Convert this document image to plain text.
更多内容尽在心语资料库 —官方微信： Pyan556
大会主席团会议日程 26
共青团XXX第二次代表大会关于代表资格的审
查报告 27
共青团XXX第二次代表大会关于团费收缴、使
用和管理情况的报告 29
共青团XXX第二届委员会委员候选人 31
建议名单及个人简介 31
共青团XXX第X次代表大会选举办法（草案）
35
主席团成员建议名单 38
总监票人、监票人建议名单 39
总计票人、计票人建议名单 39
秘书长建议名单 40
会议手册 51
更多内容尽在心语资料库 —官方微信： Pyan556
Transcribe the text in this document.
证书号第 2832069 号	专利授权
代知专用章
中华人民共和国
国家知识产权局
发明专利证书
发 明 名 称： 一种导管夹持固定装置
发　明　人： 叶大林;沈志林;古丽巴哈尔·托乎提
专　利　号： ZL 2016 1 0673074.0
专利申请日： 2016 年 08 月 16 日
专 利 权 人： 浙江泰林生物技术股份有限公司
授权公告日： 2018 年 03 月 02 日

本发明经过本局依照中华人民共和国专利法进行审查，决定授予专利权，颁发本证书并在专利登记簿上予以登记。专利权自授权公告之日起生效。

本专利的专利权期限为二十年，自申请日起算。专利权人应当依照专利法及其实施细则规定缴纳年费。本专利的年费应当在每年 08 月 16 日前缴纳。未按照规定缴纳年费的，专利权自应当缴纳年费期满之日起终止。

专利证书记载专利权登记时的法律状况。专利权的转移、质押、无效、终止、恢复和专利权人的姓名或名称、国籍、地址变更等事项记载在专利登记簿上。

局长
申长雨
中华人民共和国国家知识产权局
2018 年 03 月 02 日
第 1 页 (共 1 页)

* * *

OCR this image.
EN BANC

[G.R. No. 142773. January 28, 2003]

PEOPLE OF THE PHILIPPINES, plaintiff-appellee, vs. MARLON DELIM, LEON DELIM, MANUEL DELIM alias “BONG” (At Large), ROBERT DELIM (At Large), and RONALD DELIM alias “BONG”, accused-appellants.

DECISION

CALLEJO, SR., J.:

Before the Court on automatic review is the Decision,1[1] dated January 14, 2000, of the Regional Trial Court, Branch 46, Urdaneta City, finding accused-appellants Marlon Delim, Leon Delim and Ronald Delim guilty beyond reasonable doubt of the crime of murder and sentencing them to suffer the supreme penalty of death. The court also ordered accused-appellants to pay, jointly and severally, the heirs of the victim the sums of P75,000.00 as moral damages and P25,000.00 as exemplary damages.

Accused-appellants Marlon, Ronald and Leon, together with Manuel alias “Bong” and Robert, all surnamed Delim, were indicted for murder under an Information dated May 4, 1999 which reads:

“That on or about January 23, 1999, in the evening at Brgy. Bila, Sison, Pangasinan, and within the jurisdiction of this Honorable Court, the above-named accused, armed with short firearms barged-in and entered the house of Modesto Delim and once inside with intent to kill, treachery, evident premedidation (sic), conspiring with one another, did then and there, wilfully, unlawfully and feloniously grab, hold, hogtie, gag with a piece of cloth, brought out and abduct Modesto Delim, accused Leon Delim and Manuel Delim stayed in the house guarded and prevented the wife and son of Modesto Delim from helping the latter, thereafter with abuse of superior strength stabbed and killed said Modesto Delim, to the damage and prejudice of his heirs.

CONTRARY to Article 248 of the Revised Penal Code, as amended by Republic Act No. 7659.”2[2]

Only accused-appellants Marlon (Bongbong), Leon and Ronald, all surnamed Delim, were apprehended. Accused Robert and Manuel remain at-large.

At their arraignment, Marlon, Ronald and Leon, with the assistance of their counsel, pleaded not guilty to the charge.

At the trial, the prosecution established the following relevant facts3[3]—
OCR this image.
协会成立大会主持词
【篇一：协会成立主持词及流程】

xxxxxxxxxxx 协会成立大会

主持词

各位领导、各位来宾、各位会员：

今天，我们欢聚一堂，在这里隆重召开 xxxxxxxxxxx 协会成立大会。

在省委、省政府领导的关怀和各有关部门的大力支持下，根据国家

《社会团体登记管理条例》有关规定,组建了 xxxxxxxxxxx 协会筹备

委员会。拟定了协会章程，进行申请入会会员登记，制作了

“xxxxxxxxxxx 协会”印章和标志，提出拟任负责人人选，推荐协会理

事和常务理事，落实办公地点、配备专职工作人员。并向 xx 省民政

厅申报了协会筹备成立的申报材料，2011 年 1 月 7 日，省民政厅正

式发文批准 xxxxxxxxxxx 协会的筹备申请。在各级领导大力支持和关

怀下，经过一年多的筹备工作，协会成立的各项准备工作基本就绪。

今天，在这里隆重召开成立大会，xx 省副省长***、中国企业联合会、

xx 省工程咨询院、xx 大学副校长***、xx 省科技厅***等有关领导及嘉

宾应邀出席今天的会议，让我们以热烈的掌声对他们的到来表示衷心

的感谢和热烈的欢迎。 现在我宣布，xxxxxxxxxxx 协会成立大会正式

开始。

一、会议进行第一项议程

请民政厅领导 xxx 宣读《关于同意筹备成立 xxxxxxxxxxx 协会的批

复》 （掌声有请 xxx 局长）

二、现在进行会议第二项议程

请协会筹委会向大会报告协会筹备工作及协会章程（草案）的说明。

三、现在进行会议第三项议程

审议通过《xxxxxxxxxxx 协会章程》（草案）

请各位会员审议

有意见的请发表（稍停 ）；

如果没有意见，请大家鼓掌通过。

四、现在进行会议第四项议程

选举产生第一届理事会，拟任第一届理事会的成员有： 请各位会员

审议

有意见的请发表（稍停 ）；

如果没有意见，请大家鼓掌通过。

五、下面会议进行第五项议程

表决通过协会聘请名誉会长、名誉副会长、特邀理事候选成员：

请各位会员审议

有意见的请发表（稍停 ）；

---

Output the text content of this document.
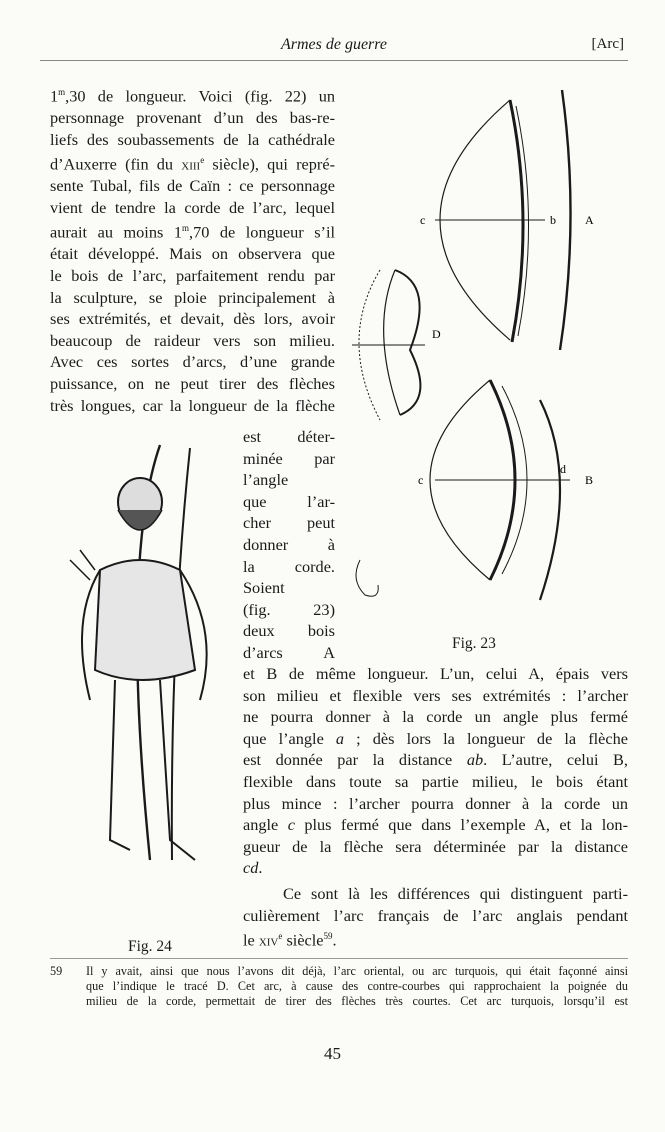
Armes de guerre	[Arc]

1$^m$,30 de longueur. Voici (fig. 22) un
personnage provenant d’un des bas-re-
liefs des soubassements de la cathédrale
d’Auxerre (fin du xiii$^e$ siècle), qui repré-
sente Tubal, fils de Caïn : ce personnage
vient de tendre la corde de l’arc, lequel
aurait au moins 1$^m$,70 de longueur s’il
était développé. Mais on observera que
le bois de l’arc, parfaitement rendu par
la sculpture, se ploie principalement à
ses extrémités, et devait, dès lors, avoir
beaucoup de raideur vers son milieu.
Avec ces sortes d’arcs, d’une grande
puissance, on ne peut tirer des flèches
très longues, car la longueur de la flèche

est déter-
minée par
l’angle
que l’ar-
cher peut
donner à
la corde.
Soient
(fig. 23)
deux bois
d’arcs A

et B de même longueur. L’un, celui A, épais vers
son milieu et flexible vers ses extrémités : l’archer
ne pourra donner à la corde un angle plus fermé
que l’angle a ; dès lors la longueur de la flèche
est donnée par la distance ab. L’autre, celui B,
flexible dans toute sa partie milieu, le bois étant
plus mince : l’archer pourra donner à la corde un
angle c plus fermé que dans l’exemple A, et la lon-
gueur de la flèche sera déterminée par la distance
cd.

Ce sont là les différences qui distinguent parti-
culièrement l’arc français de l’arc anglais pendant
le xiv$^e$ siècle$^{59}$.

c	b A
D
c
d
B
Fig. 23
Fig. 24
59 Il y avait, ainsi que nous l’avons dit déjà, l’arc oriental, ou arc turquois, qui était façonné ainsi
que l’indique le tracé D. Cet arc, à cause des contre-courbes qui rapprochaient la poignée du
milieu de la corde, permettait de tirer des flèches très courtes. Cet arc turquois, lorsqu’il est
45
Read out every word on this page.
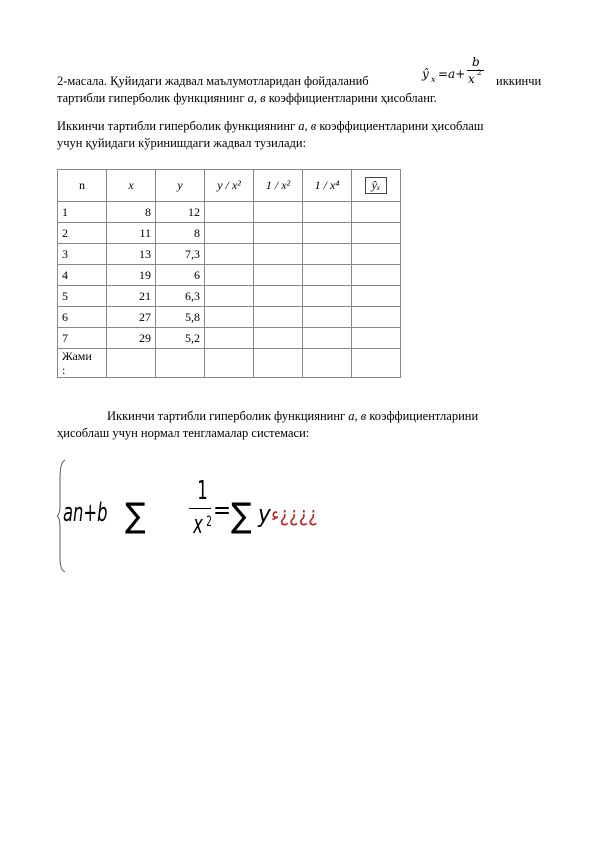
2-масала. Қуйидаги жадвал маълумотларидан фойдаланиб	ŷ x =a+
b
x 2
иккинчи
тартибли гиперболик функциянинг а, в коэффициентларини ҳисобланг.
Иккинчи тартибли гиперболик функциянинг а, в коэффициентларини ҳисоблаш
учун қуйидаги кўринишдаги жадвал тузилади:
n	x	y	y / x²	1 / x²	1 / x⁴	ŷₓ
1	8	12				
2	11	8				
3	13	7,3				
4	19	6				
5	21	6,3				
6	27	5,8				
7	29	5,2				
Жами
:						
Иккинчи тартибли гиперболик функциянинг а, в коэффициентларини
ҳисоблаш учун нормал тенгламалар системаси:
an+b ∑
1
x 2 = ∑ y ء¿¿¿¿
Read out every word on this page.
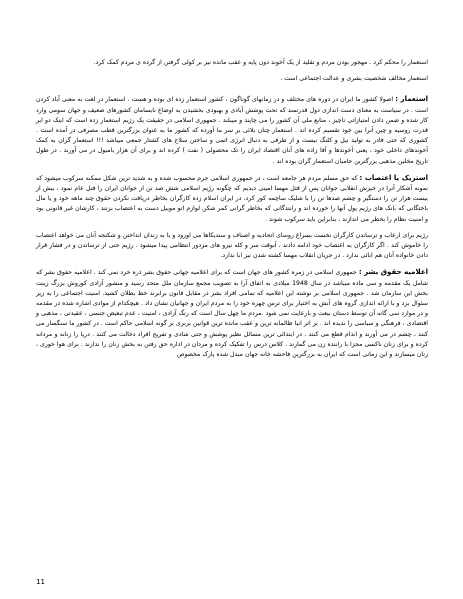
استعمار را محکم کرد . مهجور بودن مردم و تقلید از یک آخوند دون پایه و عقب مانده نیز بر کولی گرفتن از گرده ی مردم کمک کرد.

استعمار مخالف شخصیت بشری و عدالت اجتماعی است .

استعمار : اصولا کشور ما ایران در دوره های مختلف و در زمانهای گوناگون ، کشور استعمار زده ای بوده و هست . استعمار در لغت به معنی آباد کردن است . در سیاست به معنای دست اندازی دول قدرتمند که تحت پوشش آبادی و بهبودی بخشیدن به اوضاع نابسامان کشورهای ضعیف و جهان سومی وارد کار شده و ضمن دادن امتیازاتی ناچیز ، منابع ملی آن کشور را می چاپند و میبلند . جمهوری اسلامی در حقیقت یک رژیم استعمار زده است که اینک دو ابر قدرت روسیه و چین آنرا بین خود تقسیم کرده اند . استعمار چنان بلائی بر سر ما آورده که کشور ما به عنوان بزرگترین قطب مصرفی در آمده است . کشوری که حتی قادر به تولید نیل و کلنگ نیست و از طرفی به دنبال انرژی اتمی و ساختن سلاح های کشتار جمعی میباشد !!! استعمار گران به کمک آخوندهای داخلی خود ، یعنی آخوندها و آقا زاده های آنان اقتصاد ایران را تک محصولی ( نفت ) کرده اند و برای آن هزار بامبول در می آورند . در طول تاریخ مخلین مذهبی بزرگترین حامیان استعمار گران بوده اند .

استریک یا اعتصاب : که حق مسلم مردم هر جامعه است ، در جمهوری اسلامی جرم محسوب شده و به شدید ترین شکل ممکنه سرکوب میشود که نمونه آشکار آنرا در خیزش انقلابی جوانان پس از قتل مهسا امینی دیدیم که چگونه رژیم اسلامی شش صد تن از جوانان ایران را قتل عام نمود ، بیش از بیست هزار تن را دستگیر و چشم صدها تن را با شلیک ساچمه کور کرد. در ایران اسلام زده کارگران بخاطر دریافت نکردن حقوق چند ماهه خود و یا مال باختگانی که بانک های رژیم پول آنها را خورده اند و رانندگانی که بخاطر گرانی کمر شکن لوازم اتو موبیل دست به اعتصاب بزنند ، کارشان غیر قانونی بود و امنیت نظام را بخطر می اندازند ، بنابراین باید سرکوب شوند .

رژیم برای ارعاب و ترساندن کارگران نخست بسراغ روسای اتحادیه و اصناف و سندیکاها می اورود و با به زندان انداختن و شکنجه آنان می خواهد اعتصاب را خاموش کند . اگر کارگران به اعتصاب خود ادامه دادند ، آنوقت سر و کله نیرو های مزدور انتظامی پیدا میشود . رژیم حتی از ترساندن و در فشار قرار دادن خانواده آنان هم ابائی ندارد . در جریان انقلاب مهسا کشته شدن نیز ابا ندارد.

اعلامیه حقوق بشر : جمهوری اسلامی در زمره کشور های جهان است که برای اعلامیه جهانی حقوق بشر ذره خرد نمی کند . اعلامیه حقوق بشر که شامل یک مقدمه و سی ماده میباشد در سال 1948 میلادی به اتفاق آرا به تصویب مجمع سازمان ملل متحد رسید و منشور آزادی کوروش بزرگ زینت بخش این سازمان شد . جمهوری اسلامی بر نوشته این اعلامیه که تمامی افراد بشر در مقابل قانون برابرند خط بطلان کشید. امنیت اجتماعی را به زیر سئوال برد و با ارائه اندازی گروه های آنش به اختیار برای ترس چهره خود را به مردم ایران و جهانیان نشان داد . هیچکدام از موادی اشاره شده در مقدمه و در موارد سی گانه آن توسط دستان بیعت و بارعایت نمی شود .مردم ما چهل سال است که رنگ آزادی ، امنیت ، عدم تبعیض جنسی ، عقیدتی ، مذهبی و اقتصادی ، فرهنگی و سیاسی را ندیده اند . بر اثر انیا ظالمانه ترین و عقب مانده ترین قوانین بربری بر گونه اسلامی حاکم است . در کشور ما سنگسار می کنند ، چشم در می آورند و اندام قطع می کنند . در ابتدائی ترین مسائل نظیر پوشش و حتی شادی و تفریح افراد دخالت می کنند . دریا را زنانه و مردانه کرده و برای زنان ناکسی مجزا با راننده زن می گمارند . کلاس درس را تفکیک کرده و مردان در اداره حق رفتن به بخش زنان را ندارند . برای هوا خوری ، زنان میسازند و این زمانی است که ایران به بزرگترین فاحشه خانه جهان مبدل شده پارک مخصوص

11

- _Task to carry out_
Wherever the string "extrémités" appears in the entries above, list that line.

- _Full response_
ses extrémités, et devait, dès lors, avoir
son milieu et flexible vers ses extrémités : l’archer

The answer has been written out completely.